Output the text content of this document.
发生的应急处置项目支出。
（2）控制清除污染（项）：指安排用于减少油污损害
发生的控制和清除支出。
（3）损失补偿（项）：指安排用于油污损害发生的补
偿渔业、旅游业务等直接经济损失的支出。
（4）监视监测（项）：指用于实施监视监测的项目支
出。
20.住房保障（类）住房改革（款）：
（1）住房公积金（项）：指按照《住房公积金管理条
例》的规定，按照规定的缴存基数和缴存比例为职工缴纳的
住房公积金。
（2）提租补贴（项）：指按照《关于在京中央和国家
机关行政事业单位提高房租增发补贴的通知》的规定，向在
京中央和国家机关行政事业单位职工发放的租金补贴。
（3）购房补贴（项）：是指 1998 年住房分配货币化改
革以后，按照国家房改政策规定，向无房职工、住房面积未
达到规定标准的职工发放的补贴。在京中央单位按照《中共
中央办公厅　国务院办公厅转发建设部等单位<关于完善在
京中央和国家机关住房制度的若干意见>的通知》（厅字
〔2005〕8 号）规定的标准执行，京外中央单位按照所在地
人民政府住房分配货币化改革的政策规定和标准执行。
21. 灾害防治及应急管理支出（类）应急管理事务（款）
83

YOUR GOAL. Output the entries exactly.

EXPECTED ANSWER.
Output the text content of this document.
发生的应急处置项目支出。
（2）控制清除污染（项）：指安排用于减少油污损害
发生的控制和清除支出。
（3）损失补偿（项）：指安排用于油污损害发生的补
偿渔业、旅游业务等直接经济损失的支出。
（4）监视监测（项）：指用于实施监视监测的项目支
出。
20.住房保障（类）住房改革（款）：
（1）住房公积金（项）：指按照《住房公积金管理条
例》的规定，按照规定的缴存基数和缴存比例为职工缴纳的
住房公积金。
（2）提租补贴（项）：指按照《关于在京中央和国家
机关行政事业单位提高房租增发补贴的通知》的规定，向在
京中央和国家机关行政事业单位职工发放的租金补贴。
（3）购房补贴（项）：是指 1998 年住房分配货币化改
革以后，按照国家房改政策规定，向无房职工、住房面积未
达到规定标准的职工发放的补贴。在京中央单位按照《中共
中央办公厅　国务院办公厅转发建设部等单位<关于完善在
京中央和国家机关住房制度的若干意见>的通知》（厅字
〔2005〕8 号）规定的标准执行，京外中央单位按照所在地
人民政府住房分配货币化改革的政策规定和标准执行。
21. 灾害防治及应急管理支出（类）应急管理事务（款）
83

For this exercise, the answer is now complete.